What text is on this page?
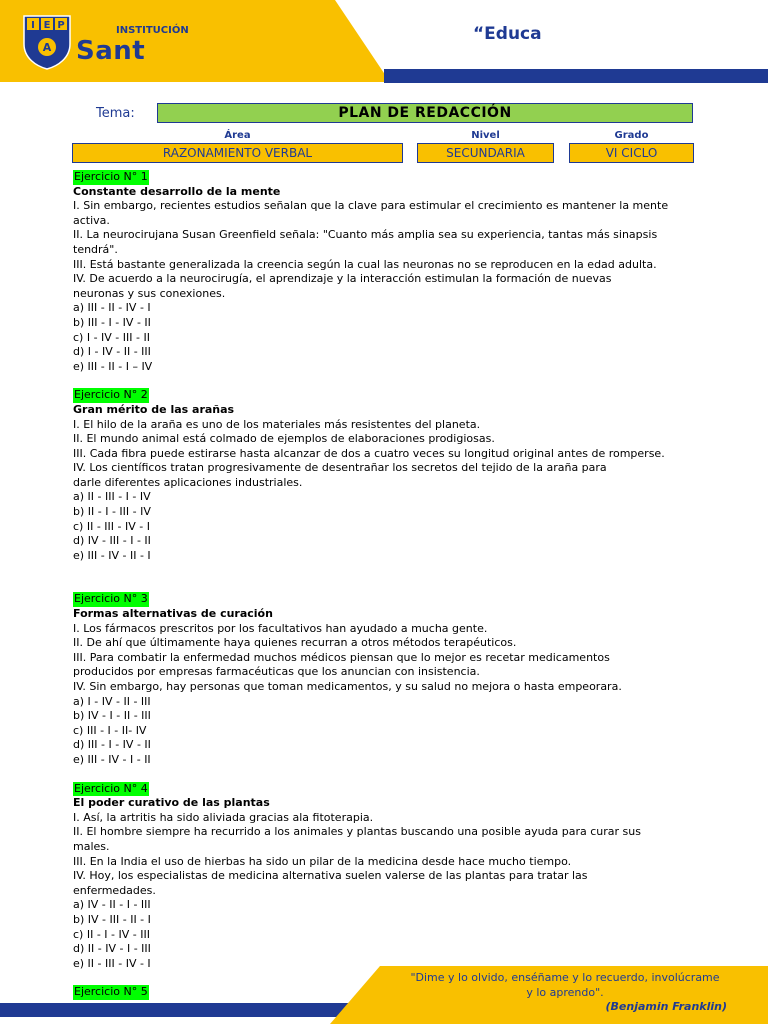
I E P
A
INSTITUCIÓN
Sant
“Educa
Tema:	PLAN DE REDACCIÓN
Área	Nivel	Grado
RAZONAMIENTO VERBAL	SECUNDARIA	VI CICLO
Ejercicio N° 1
Constante desarrollo de la mente
I. Sin embargo, recientes estudios señalan que la clave para estimular el crecimiento es mantener la mente activa.
II. La neurocirujana Susan Greenfield señala: "Cuanto más amplia sea su experiencia, tantas más sinapsis tendrá".
III. Está bastante generalizada la creencia según la cual las neuronas no se reproducen en la edad adulta.
IV. De acuerdo a la neurocirugía, el aprendizaje y la interacción estimulan la formación de nuevas neuronas y sus conexiones.
a) III - II - IV - I
b) III - I - IV - II
c) I - IV - III - II
d) I - IV - II - III
e) III - II - I – IV
Ejercicio N° 2
Gran mérito de las arañas
I. El hilo de la araña es uno de los materiales más resistentes del planeta.
II. El mundo animal está colmado de ejemplos de elaboraciones prodigiosas.
III. Cada fibra puede estirarse hasta alcanzar de dos a cuatro veces su longitud original antes de romperse.
IV. Los científicos tratan progresivamente de desentrañar los secretos del tejido de la araña para darle diferentes aplicaciones industriales.
a) II - III - I - IV
b) II - I - III - IV
c) II - III - IV - I
d) IV - III - I - II
e) III - IV - II - I
Ejercicio N° 3
Formas alternativas de curación
I. Los fármacos prescritos por los facultativos han ayudado a mucha gente.
II. De ahí que últimamente haya quienes recurran a otros métodos terapéuticos.
III. Para combatir la enfermedad muchos médicos piensan que lo mejor es recetar medicamentos producidos por empresas farmacéuticas que los anuncian con insistencia.
IV. Sin embargo, hay personas que toman medicamentos, y su salud no mejora o hasta empeorara.
a) I - IV - II - III
b) IV - I - II - III
c) III - I - II- IV
d) III - I - IV - II
e) III - IV - I - II
Ejercicio N° 4
El poder curativo de las plantas
I. Así, la artritis ha sido aliviada gracias ala fitoterapia.
II. El hombre siempre ha recurrido a los animales y plantas buscando una posible ayuda para curar sus males.
III. En la India el uso de hierbas ha sido un pilar de la medicina desde hace mucho tiempo.
IV. Hoy, los especialistas de medicina alternativa suelen valerse de las plantas para tratar las enfermedades.
a) IV - II - I - III
b) IV - III - II - I
c) II - I - IV - III
d) II - IV - I - III
e) II - III - IV - I
Ejercicio N° 5
"Dime y lo olvido, enséñame y lo recuerdo, involúcrame
y lo aprendo".
(Benjamin Franklin)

# # #

→ Goal
Return the material exactly as given, apart from the pictures.

→ Right answer
What text is on this page?
I E P
A
INSTITUCIÓN
Sant
“Educa
Tema:	PLAN DE REDACCIÓN
Área	Nivel	Grado
RAZONAMIENTO VERBAL	SECUNDARIA	VI CICLO
Ejercicio N° 1
Constante desarrollo de la mente
I. Sin embargo, recientes estudios señalan que la clave para estimular el crecimiento es mantener la mente activa.
II. La neurocirujana Susan Greenfield señala: "Cuanto más amplia sea su experiencia, tantas más sinapsis tendrá".
III. Está bastante generalizada la creencia según la cual las neuronas no se reproducen en la edad adulta.
IV. De acuerdo a la neurocirugía, el aprendizaje y la interacción estimulan la formación de nuevas neuronas y sus conexiones.
a) III - II - IV - I
b) III - I - IV - II
c) I - IV - III - II
d) I - IV - II - III
e) III - II - I – IV
Ejercicio N° 2
Gran mérito de las arañas
I. El hilo de la araña es uno de los materiales más resistentes del planeta.
II. El mundo animal está colmado de ejemplos de elaboraciones prodigiosas.
III. Cada fibra puede estirarse hasta alcanzar de dos a cuatro veces su longitud original antes de romperse.
IV. Los científicos tratan progresivamente de desentrañar los secretos del tejido de la araña para darle diferentes aplicaciones industriales.
a) II - III - I - IV
b) II - I - III - IV
c) II - III - IV - I
d) IV - III - I - II
e) III - IV - II - I
Ejercicio N° 3
Formas alternativas de curación
I. Los fármacos prescritos por los facultativos han ayudado a mucha gente.
II. De ahí que últimamente haya quienes recurran a otros métodos terapéuticos.
III. Para combatir la enfermedad muchos médicos piensan que lo mejor es recetar medicamentos producidos por empresas farmacéuticas que los anuncian con insistencia.
IV. Sin embargo, hay personas que toman medicamentos, y su salud no mejora o hasta empeorara.
a) I - IV - II - III
b) IV - I - II - III
c) III - I - II- IV
d) III - I - IV - II
e) III - IV - I - II
Ejercicio N° 4
El poder curativo de las plantas
I. Así, la artritis ha sido aliviada gracias ala fitoterapia.
II. El hombre siempre ha recurrido a los animales y plantas buscando una posible ayuda para curar sus males.
III. En la India el uso de hierbas ha sido un pilar de la medicina desde hace mucho tiempo.
IV. Hoy, los especialistas de medicina alternativa suelen valerse de las plantas para tratar las enfermedades.
a) IV - II - I - III
b) IV - III - II - I
c) II - I - IV - III
d) II - IV - I - III
e) II - III - IV - I
Ejercicio N° 5
"Dime y lo olvido, enséñame y lo recuerdo, involúcrame
y lo aprendo".
(Benjamin Franklin)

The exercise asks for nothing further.